──────── SUPPLIED DATA

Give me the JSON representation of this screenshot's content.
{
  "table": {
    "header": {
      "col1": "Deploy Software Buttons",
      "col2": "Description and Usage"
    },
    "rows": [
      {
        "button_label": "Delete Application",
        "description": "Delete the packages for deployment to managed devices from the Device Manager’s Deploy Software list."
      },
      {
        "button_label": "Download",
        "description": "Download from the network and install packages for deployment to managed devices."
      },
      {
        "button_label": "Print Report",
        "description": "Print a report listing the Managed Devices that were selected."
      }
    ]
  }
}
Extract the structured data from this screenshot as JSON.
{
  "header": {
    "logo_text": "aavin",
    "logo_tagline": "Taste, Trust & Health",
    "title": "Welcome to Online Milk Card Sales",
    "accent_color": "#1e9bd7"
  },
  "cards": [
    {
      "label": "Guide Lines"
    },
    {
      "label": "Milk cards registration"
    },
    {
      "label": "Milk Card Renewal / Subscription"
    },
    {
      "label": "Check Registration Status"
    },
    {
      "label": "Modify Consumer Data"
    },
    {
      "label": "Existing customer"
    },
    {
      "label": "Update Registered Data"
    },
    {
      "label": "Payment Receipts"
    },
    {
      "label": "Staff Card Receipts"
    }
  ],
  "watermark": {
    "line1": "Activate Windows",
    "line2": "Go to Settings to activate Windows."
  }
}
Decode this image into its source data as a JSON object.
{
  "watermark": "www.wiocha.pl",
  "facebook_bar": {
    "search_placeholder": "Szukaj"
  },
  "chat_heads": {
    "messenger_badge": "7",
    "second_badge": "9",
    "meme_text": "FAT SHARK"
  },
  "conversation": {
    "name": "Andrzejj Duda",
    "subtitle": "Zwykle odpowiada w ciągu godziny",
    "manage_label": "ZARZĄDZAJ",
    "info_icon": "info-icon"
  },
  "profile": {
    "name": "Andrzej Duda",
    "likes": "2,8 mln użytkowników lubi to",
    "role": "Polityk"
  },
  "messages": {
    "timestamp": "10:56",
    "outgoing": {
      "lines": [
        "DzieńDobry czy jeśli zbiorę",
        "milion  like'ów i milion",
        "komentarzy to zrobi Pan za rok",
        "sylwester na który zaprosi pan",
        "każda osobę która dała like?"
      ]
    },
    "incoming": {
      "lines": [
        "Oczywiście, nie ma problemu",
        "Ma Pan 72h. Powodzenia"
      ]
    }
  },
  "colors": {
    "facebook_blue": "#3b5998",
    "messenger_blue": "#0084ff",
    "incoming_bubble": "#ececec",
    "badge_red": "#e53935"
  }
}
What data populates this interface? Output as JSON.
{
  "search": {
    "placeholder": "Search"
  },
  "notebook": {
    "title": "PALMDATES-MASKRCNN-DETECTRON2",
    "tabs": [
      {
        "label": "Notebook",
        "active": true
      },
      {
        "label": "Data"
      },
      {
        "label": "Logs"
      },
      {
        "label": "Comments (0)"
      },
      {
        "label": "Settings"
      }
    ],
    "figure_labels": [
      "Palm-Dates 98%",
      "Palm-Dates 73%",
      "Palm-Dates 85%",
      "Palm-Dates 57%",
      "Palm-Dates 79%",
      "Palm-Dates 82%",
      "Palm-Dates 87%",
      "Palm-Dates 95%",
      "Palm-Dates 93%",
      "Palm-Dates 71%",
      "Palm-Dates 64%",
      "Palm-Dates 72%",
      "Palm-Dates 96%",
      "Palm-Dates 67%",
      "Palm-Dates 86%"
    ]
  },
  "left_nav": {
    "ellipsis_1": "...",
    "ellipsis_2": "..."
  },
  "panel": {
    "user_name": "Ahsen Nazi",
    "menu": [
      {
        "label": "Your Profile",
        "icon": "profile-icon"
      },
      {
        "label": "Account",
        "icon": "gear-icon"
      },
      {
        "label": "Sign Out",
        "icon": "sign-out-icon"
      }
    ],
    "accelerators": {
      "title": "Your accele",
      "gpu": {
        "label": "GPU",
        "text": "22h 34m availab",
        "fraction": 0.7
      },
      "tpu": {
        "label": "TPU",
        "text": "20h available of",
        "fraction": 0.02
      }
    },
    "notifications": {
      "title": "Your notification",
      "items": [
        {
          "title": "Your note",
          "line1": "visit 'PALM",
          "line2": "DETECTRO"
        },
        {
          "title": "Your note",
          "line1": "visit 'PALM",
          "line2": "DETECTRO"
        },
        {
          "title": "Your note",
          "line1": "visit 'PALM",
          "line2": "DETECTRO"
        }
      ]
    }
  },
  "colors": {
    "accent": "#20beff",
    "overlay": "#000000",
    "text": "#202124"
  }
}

────────────────

▸ STATED TASK: Copy each line of the listing that holds the word "icon".

▸ OUTPUT OF THE TASK:
    "info_icon": "info-icon"
        "icon": "profile-icon"
        "icon": "gear-icon"
        "icon": "sign-out-icon"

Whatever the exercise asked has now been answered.